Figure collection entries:
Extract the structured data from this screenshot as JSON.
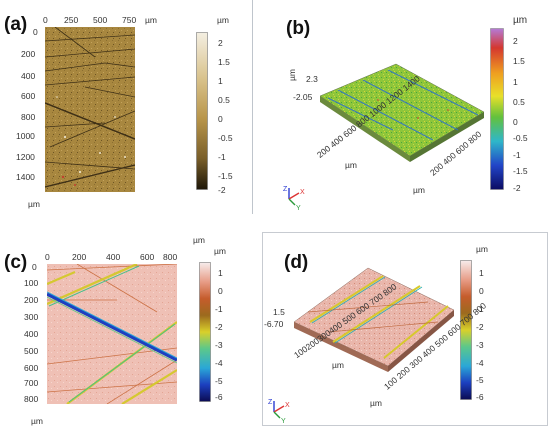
{
  "panels": {
    "a": {
      "label": "(a)",
      "unit_top": "µm",
      "unit_left": "µm",
      "unit_cbar": "µm",
      "x_ticks": [
        "0",
        "250",
        "500",
        "750"
      ],
      "y_ticks": [
        "0",
        "200",
        "400",
        "600",
        "800",
        "1000",
        "1200",
        "1400"
      ],
      "cbar_ticks": [
        "2",
        "1.5",
        "1",
        "0.5",
        "0",
        "-0.5",
        "-1",
        "-1.5",
        "-2"
      ]
    },
    "b": {
      "label": "(b)",
      "unit_cbar": "µm",
      "z_max": "2.3",
      "z_min": "-2.05",
      "z_unit": "µm",
      "x_axis_ticks": "200 400 600 800 1000 1200 1400",
      "x_axis_unit": "µm",
      "y_axis_ticks": "200 400 600 800",
      "y_axis_unit": "µm",
      "cbar_ticks": [
        "2",
        "1.5",
        "1",
        "0.5",
        "0",
        "-0.5",
        "-1",
        "-1.5",
        "-2"
      ]
    },
    "c": {
      "label": "(c)",
      "unit_top": "µm",
      "unit_left": "µm",
      "unit_cbar": "µm",
      "x_ticks": [
        "0",
        "200",
        "400",
        "600",
        "800"
      ],
      "y_ticks": [
        "0",
        "100",
        "200",
        "300",
        "400",
        "500",
        "600",
        "700",
        "800"
      ],
      "cbar_ticks": [
        "1",
        "0",
        "-1",
        "-2",
        "-3",
        "-4",
        "-5",
        "-6"
      ]
    },
    "d": {
      "label": "(d)",
      "unit_cbar": "µm",
      "z_max": "1.5",
      "z_min": "-6.70",
      "x_axis_ticks": "100200300400 500 600 700 800",
      "x_axis_unit": "µm",
      "y_axis_ticks": "100 200 300 400 500 600 700 800",
      "y_axis_unit": "µm",
      "cbar_ticks": [
        "1",
        "0",
        "-1",
        "-2",
        "-3",
        "-4",
        "-5",
        "-6"
      ]
    }
  },
  "axis_gizmo": {
    "x": "X",
    "y": "Y",
    "z": "Z"
  },
  "colors": {
    "panel_a_surface": "#a8873f",
    "panel_b_surface": "#8fc63a",
    "panel_c_surface": "#efc0b5",
    "panel_d_surface": "#e9b6ab",
    "cbar_a": [
      "#f4efe2",
      "#d8c18a",
      "#b8954a",
      "#7a5f2a",
      "#1d1608"
    ],
    "cbar_b": [
      "#b47bd8",
      "#d4372f",
      "#efa020",
      "#e8e02a",
      "#63c13c",
      "#2fb7c9",
      "#2245c8",
      "#0b0b62"
    ],
    "cbar_cd": [
      "#f7ecec",
      "#e79c86",
      "#c55c2c",
      "#9c6a1e",
      "#d9d02a",
      "#5cc88a",
      "#2aa7d7",
      "#1c3fbf",
      "#0b0b52"
    ]
  }
}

> _Exercise prompt_:
The pictures in the entries should be left out; output everything else exactly.

> _Result for this exercise_:
Extract the structured data from this screenshot as JSON.
{
  "panels": {
    "a": {
      "label": "(a)",
      "unit_top": "µm",
      "unit_left": "µm",
      "unit_cbar": "µm",
      "x_ticks": [
        "0",
        "250",
        "500",
        "750"
      ],
      "y_ticks": [
        "0",
        "200",
        "400",
        "600",
        "800",
        "1000",
        "1200",
        "1400"
      ],
      "cbar_ticks": [
        "2",
        "1.5",
        "1",
        "0.5",
        "0",
        "-0.5",
        "-1",
        "-1.5",
        "-2"
      ]
    },
    "b": {
      "label": "(b)",
      "unit_cbar": "µm",
      "z_max": "2.3",
      "z_min": "-2.05",
      "z_unit": "µm",
      "x_axis_ticks": "200 400 600 800 1000 1200 1400",
      "x_axis_unit": "µm",
      "y_axis_ticks": "200 400 600 800",
      "y_axis_unit": "µm",
      "cbar_ticks": [
        "2",
        "1.5",
        "1",
        "0.5",
        "0",
        "-0.5",
        "-1",
        "-1.5",
        "-2"
      ]
    },
    "c": {
      "label": "(c)",
      "unit_top": "µm",
      "unit_left": "µm",
      "unit_cbar": "µm",
      "x_ticks": [
        "0",
        "200",
        "400",
        "600",
        "800"
      ],
      "y_ticks": [
        "0",
        "100",
        "200",
        "300",
        "400",
        "500",
        "600",
        "700",
        "800"
      ],
      "cbar_ticks": [
        "1",
        "0",
        "-1",
        "-2",
        "-3",
        "-4",
        "-5",
        "-6"
      ]
    },
    "d": {
      "label": "(d)",
      "unit_cbar": "µm",
      "z_max": "1.5",
      "z_min": "-6.70",
      "x_axis_ticks": "100200300400 500 600 700 800",
      "x_axis_unit": "µm",
      "y_axis_ticks": "100 200 300 400 500 600 700 800",
      "y_axis_unit": "µm",
      "cbar_ticks": [
        "1",
        "0",
        "-1",
        "-2",
        "-3",
        "-4",
        "-5",
        "-6"
      ]
    }
  },
  "axis_gizmo": {
    "x": "X",
    "y": "Y",
    "z": "Z"
  },
  "colors": {
    "panel_a_surface": "#a8873f",
    "panel_b_surface": "#8fc63a",
    "panel_c_surface": "#efc0b5",
    "panel_d_surface": "#e9b6ab",
    "cbar_a": [
      "#f4efe2",
      "#d8c18a",
      "#b8954a",
      "#7a5f2a",
      "#1d1608"
    ],
    "cbar_b": [
      "#b47bd8",
      "#d4372f",
      "#efa020",
      "#e8e02a",
      "#63c13c",
      "#2fb7c9",
      "#2245c8",
      "#0b0b62"
    ],
    "cbar_cd": [
      "#f7ecec",
      "#e79c86",
      "#c55c2c",
      "#9c6a1e",
      "#d9d02a",
      "#5cc88a",
      "#2aa7d7",
      "#1c3fbf",
      "#0b0b52"
    ]
  }
}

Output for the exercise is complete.